Goal:
Output the data word for word, dropping every image.

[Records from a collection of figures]
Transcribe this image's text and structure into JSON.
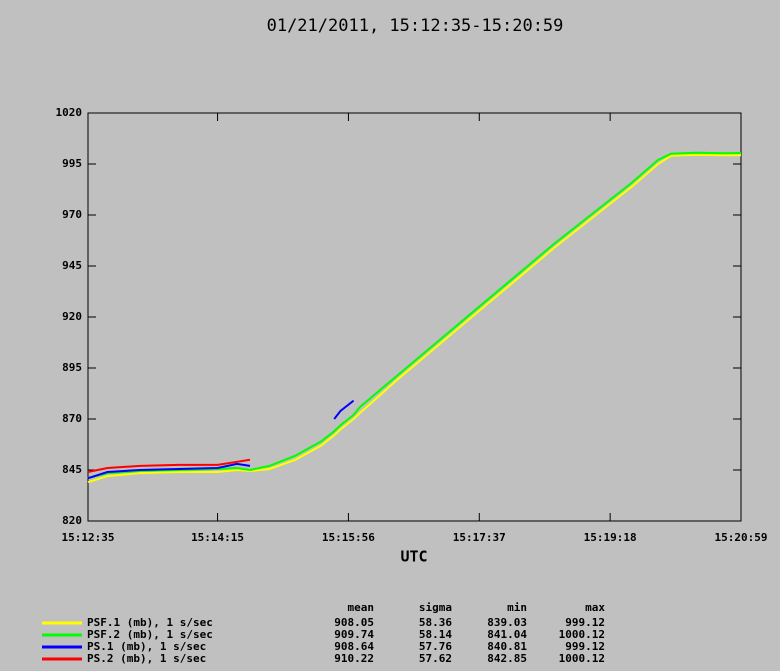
{
  "chart_data": {
    "type": "line",
    "title": "01/21/2011, 15:12:35-15:20:59",
    "xlabel": "UTC",
    "x": [
      "15:12:35",
      "15:12:50",
      "15:13:15",
      "15:13:45",
      "15:14:15",
      "15:14:30",
      "15:14:40",
      "15:14:55",
      "15:15:15",
      "15:15:35",
      "15:15:45",
      "15:15:50",
      "15:16:00",
      "15:16:05",
      "15:16:35",
      "15:17:05",
      "15:17:35",
      "15:18:05",
      "15:18:35",
      "15:19:05",
      "15:19:35",
      "15:19:55",
      "15:20:05",
      "15:20:25",
      "15:20:45",
      "15:20:59"
    ],
    "xlim": [
      "15:12:35",
      "15:20:59"
    ],
    "xticks": [
      "15:12:35",
      "15:14:15",
      "15:15:56",
      "15:17:37",
      "15:19:18",
      "15:20:59"
    ],
    "ylim": [
      820,
      1020
    ],
    "yticks": [
      820,
      845,
      870,
      895,
      920,
      945,
      970,
      995,
      1020
    ],
    "grid": false,
    "series": [
      {
        "name": "PSF.1 (mb), 1 s/sec",
        "color": "#ffff00",
        "values": [
          839,
          842,
          843.5,
          844,
          844,
          845,
          844.5,
          845.5,
          850,
          857,
          862,
          865,
          870,
          873,
          890,
          906,
          922,
          938,
          954,
          969,
          984,
          995,
          999,
          999.5,
          999.3,
          999.3
        ]
      },
      {
        "name": "PSF.2 (mb), 1 s/sec",
        "color": "#00ff00",
        "values": [
          841,
          843.5,
          844.5,
          845,
          845.5,
          846,
          845,
          847,
          852,
          859,
          864,
          867,
          872,
          876,
          892,
          908,
          924,
          940,
          956,
          971,
          986,
          997,
          1000,
          1000.5,
          1000.3,
          1000.4
        ]
      },
      {
        "name": "PS.1 (mb), 1 s/sec",
        "color": "#0000ff",
        "values": [
          841,
          844,
          845,
          845.5,
          846,
          848,
          847,
          null,
          null,
          null,
          870,
          874,
          879,
          null,
          null,
          null,
          null,
          null,
          null,
          null,
          null,
          null,
          null,
          null,
          null,
          null
        ]
      },
      {
        "name": "PS.2 (mb), 1 s/sec",
        "color": "#ff0000",
        "values": [
          844,
          846,
          847,
          847.5,
          847.5,
          849,
          850,
          null,
          null,
          null,
          null,
          null,
          null,
          null,
          null,
          null,
          null,
          null,
          null,
          null,
          null,
          null,
          null,
          null,
          null,
          null
        ]
      }
    ],
    "stats": {
      "columns": [
        "mean",
        "sigma",
        "min",
        "max"
      ],
      "rows": [
        [
          908.05,
          58.36,
          839.03,
          999.12
        ],
        [
          909.74,
          58.14,
          841.04,
          1000.12
        ],
        [
          908.64,
          57.76,
          840.81,
          999.12
        ],
        [
          910.22,
          57.62,
          842.85,
          1000.12
        ]
      ]
    }
  }
}
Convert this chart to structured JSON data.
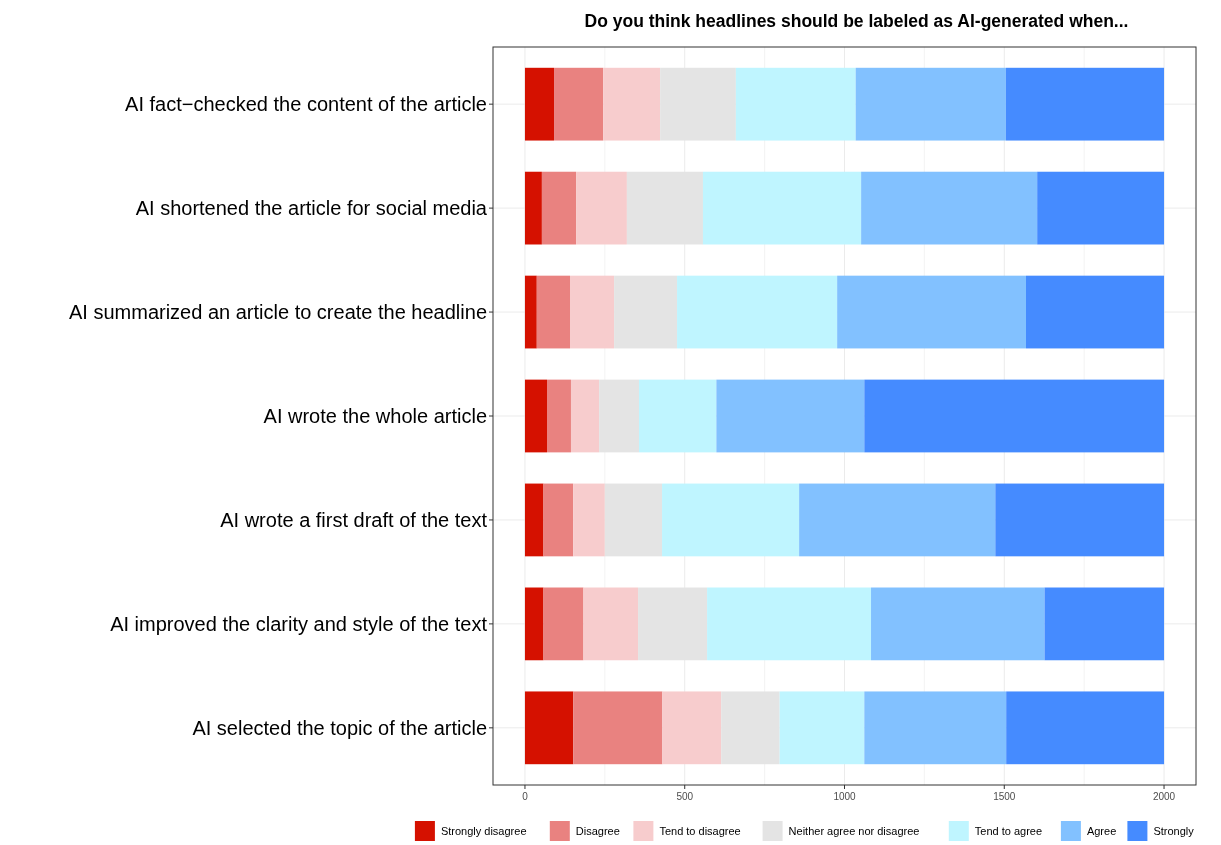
{
  "chart_data": {
    "type": "bar",
    "orientation": "horizontal",
    "stacked": true,
    "title": "Do you think headlines should be labeled as AI‑generated when...",
    "categories": [
      "AI fact−checked the content of the article",
      "AI shortened the article for social media",
      "AI summarized an article to create the headline",
      "AI wrote the whole article",
      "AI wrote a first draft of the text",
      "AI improved the clarity and style of the text",
      "AI selected the topic of the article"
    ],
    "series": [
      {
        "name": "Strongly disagree",
        "color": "#d51100",
        "values": [
          91,
          53,
          37,
          69,
          58,
          58,
          151
        ]
      },
      {
        "name": "Disagree",
        "color": "#e98280",
        "values": [
          154,
          107,
          104,
          75,
          93,
          125,
          279
        ]
      },
      {
        "name": "Tend to disagree",
        "color": "#f7cccd",
        "values": [
          178,
          159,
          138,
          88,
          99,
          171,
          184
        ]
      },
      {
        "name": "Neither agree nor disagree",
        "color": "#e4e4e4",
        "values": [
          237,
          238,
          197,
          125,
          179,
          216,
          183
        ]
      },
      {
        "name": "Tend to agree",
        "color": "#bff5ff",
        "values": [
          375,
          495,
          501,
          242,
          429,
          513,
          265
        ]
      },
      {
        "name": "Agree",
        "color": "#82c1ff",
        "values": [
          470,
          551,
          591,
          463,
          614,
          543,
          444
        ]
      },
      {
        "name": "Strongly",
        "color": "#458bff",
        "values": [
          495,
          397,
          432,
          938,
          528,
          374,
          494
        ]
      }
    ],
    "xlim": [
      -100,
      2100
    ],
    "xticks": [
      0,
      {
        "value": 250,
        "label": null
      },
      500,
      {
        "value": 750,
        "label": null
      },
      1000,
      {
        "value": 1250,
        "label": null
      },
      1500,
      {
        "value": 1750,
        "label": null
      },
      2000
    ],
    "grid": true,
    "legend": "bottom"
  }
}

Written reply:
Transcribe this image's text and structure into JSON.
{
  "chart_data": {
    "type": "line",
    "title": "01/21/2011, 15:12:35-15:20:59",
    "xlabel": "UTC",
    "x": [
      "15:12:35",
      "15:12:50",
      "15:13:15",
      "15:13:45",
      "15:14:15",
      "15:14:30",
      "15:14:40",
      "15:14:55",
      "15:15:15",
      "15:15:35",
      "15:15:45",
      "15:15:50",
      "15:16:00",
      "15:16:05",
      "15:16:35",
      "15:17:05",
      "15:17:35",
      "15:18:05",
      "15:18:35",
      "15:19:05",
      "15:19:35",
      "15:19:55",
      "15:20:05",
      "15:20:25",
      "15:20:45",
      "15:20:59"
    ],
    "xlim": [
      "15:12:35",
      "15:20:59"
    ],
    "xticks": [
      "15:12:35",
      "15:14:15",
      "15:15:56",
      "15:17:37",
      "15:19:18",
      "15:20:59"
    ],
    "ylim": [
      820,
      1020
    ],
    "yticks": [
      820,
      845,
      870,
      895,
      920,
      945,
      970,
      995,
      1020
    ],
    "grid": false,
    "series": [
      {
        "name": "PSF.1 (mb), 1 s/sec",
        "color": "#ffff00",
        "values": [
          839,
          842,
          843.5,
          844,
          844,
          845,
          844.5,
          845.5,
          850,
          857,
          862,
          865,
          870,
          873,
          890,
          906,
          922,
          938,
          954,
          969,
          984,
          995,
          999,
          999.5,
          999.3,
          999.3
        ]
      },
      {
        "name": "PSF.2 (mb), 1 s/sec",
        "color": "#00ff00",
        "values": [
          841,
          843.5,
          844.5,
          845,
          845.5,
          846,
          845,
          847,
          852,
          859,
          864,
          867,
          872,
          876,
          892,
          908,
          924,
          940,
          956,
          971,
          986,
          997,
          1000,
          1000.5,
          1000.3,
          1000.4
        ]
      },
      {
        "name": "PS.1 (mb), 1 s/sec",
        "color": "#0000ff",
        "values": [
          841,
          844,
          845,
          845.5,
          846,
          848,
          847,
          null,
          null,
          null,
          870,
          874,
          879,
          null,
          null,
          null,
          null,
          null,
          null,
          null,
          null,
          null,
          null,
          null,
          null,
          null
        ]
      },
      {
        "name": "PS.2 (mb), 1 s/sec",
        "color": "#ff0000",
        "values": [
          844,
          846,
          847,
          847.5,
          847.5,
          849,
          850,
          null,
          null,
          null,
          null,
          null,
          null,
          null,
          null,
          null,
          null,
          null,
          null,
          null,
          null,
          null,
          null,
          null,
          null,
          null
        ]
      }
    ],
    "stats": {
      "columns": [
        "mean",
        "sigma",
        "min",
        "max"
      ],
      "rows": [
        [
          908.05,
          58.36,
          839.03,
          999.12
        ],
        [
          909.74,
          58.14,
          841.04,
          1000.12
        ],
        [
          908.64,
          57.76,
          840.81,
          999.12
        ],
        [
          910.22,
          57.62,
          842.85,
          1000.12
        ]
      ]
    }
  }
}
Convert this chart to structured JSON data.
{
  "chart_data": {
    "type": "bar",
    "orientation": "horizontal",
    "stacked": true,
    "title": "Do you think headlines should be labeled as AI‑generated when...",
    "categories": [
      "AI fact−checked the content of the article",
      "AI shortened the article for social media",
      "AI summarized an article to create the headline",
      "AI wrote the whole article",
      "AI wrote a first draft of the text",
      "AI improved the clarity and style of the text",
      "AI selected the topic of the article"
    ],
    "series": [
      {
        "name": "Strongly disagree",
        "color": "#d51100",
        "values": [
          91,
          53,
          37,
          69,
          58,
          58,
          151
        ]
      },
      {
        "name": "Disagree",
        "color": "#e98280",
        "values": [
          154,
          107,
          104,
          75,
          93,
          125,
          279
        ]
      },
      {
        "name": "Tend to disagree",
        "color": "#f7cccd",
        "values": [
          178,
          159,
          138,
          88,
          99,
          171,
          184
        ]
      },
      {
        "name": "Neither agree nor disagree",
        "color": "#e4e4e4",
        "values": [
          237,
          238,
          197,
          125,
          179,
          216,
          183
        ]
      },
      {
        "name": "Tend to agree",
        "color": "#bff5ff",
        "values": [
          375,
          495,
          501,
          242,
          429,
          513,
          265
        ]
      },
      {
        "name": "Agree",
        "color": "#82c1ff",
        "values": [
          470,
          551,
          591,
          463,
          614,
          543,
          444
        ]
      },
      {
        "name": "Strongly",
        "color": "#458bff",
        "values": [
          495,
          397,
          432,
          938,
          528,
          374,
          494
        ]
      }
    ],
    "xlim": [
      -100,
      2100
    ],
    "xticks": [
      0,
      {
        "value": 250,
        "label": null
      },
      500,
      {
        "value": 750,
        "label": null
      },
      1000,
      {
        "value": 1250,
        "label": null
      },
      1500,
      {
        "value": 1750,
        "label": null
      },
      2000
    ],
    "grid": true,
    "legend": "bottom"
  }
}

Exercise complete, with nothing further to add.